#### EXTRAIT CHOISI

************

Vendredi 14 décembre 2012 par Ralph Gambihler

Aragon, un destin français

J'aurais toujours un problème avec Aragon. Trop narcissique, le poète ! Trop "pousse toi de là que je m'y mette", également, tant fut évidente son obsession à devenir le grand écrivain du Parti. Je n'oublie pas le camarade Nizan. Même son oeuvre, finalement, m'a souvent laissé de côté, et pas seulement à cause d'une cauchemardesque dissertation en classe de première ponctuée par des remarques humiliantes de la part de mon aragonophile prof de français de l'époque. J'ai toujours eu du mal à avaler, également, la romance avec Elsa. Pas seulement en raison du refoulé homosexuel déchargé sans vergogne sitôt la muse éteinte. Trop grandiloquente, cette orgie d'élégies. Elsa Triolet elle-même s'en irritait devant la caméra d'Agnès Varda ("Elsa la rose", très beau court-métrage de l'an 65...) lorsqu'elle reprochait à son compagnon de se rabougrir à ses yeux genre "laisse moi devenir l'ombre de ton chien..."

************

#### ENTRÉES DE DONNÉES
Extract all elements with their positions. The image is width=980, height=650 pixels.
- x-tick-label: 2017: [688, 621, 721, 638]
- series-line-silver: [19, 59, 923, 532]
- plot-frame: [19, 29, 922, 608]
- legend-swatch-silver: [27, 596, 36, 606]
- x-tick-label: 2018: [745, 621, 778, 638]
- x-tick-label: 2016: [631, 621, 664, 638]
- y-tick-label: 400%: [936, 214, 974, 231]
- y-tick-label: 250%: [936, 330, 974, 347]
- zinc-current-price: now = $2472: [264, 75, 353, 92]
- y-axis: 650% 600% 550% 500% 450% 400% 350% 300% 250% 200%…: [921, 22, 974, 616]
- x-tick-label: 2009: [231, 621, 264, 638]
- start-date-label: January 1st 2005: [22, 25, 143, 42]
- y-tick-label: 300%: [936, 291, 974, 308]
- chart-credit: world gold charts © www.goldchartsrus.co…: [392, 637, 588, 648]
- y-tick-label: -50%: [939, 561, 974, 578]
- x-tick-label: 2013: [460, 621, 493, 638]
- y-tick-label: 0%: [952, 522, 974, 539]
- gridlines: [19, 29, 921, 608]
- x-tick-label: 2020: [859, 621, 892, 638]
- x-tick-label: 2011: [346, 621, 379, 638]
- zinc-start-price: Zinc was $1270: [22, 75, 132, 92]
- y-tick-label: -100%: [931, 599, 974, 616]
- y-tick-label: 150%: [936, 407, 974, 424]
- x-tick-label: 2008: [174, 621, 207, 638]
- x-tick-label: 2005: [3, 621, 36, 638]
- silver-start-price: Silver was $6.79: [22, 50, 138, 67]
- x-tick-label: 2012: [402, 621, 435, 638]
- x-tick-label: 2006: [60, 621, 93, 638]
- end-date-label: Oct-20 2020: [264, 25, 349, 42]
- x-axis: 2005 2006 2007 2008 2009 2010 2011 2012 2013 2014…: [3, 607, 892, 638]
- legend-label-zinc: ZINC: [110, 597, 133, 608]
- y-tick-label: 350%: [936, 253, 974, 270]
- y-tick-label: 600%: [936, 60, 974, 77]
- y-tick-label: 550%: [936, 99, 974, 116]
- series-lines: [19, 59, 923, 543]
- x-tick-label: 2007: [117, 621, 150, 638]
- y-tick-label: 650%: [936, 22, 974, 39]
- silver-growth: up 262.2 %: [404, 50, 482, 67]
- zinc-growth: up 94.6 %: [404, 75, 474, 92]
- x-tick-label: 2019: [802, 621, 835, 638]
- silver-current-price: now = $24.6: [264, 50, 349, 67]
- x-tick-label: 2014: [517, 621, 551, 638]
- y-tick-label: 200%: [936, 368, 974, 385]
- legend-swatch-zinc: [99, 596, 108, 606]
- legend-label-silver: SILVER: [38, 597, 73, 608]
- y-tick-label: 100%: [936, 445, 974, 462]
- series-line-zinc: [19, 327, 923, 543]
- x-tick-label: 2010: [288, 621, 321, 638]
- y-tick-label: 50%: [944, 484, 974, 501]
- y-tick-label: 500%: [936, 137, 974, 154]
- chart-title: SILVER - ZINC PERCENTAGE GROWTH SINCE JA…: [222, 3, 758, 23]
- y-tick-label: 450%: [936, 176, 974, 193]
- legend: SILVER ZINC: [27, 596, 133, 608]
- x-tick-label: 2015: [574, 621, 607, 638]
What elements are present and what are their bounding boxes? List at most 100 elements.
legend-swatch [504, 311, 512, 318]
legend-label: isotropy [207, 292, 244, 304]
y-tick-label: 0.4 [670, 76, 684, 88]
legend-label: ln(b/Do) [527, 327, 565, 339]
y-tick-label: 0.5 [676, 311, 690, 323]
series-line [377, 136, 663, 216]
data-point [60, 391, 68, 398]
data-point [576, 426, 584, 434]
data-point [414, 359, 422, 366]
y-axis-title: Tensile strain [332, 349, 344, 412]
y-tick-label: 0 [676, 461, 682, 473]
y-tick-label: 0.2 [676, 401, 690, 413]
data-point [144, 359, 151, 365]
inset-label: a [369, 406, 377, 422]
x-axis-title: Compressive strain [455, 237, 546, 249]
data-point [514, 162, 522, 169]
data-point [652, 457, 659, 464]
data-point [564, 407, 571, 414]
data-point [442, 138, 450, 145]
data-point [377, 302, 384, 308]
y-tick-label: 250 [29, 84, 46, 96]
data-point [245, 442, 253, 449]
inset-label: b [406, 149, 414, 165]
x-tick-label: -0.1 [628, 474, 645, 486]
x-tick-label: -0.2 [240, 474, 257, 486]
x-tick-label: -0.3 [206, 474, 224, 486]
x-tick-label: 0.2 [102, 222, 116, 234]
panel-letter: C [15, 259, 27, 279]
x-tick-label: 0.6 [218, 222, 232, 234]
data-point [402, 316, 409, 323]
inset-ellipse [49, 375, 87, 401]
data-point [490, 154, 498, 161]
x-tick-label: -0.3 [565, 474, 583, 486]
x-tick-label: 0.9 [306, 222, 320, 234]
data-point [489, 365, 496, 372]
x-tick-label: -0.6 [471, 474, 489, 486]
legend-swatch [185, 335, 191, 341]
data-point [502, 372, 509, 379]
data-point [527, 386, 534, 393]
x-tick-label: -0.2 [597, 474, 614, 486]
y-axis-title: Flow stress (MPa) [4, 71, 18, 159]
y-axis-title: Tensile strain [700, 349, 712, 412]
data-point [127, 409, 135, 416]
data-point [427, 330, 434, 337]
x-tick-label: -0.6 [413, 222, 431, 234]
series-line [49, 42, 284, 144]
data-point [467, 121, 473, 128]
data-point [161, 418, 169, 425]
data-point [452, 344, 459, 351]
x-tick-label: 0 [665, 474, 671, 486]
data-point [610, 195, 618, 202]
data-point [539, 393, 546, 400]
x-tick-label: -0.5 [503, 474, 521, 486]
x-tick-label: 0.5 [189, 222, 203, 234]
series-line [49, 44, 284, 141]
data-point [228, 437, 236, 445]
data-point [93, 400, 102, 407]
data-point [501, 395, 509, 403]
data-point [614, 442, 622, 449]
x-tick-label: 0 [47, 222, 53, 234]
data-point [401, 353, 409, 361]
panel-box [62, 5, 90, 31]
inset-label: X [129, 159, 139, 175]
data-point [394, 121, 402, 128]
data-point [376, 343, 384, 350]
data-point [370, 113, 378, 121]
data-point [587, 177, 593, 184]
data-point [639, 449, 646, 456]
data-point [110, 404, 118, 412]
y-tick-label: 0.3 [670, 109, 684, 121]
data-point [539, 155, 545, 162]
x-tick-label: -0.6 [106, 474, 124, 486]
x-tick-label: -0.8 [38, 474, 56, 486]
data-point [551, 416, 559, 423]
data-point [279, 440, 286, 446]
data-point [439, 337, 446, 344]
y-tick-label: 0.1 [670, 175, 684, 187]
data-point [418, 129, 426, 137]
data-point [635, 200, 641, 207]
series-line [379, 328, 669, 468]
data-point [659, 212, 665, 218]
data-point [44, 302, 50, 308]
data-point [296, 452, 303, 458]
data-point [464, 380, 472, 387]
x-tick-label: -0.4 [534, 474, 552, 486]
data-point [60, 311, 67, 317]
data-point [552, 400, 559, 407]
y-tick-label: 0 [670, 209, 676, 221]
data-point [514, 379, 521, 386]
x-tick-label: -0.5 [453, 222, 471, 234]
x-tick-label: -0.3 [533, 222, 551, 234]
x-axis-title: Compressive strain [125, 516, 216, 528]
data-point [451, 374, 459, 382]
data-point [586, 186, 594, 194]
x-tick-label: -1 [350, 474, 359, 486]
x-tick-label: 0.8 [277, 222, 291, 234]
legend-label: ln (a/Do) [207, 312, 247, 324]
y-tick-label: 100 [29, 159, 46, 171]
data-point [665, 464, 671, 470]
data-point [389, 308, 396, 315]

************

#### CONSIGNE
D'après le texte sur Aragon, quel court-métrage d'Agnès Varda montre Elsa Triolet ?

#### RÉPONSE DE L'EXERCICE
« Elsa la rose »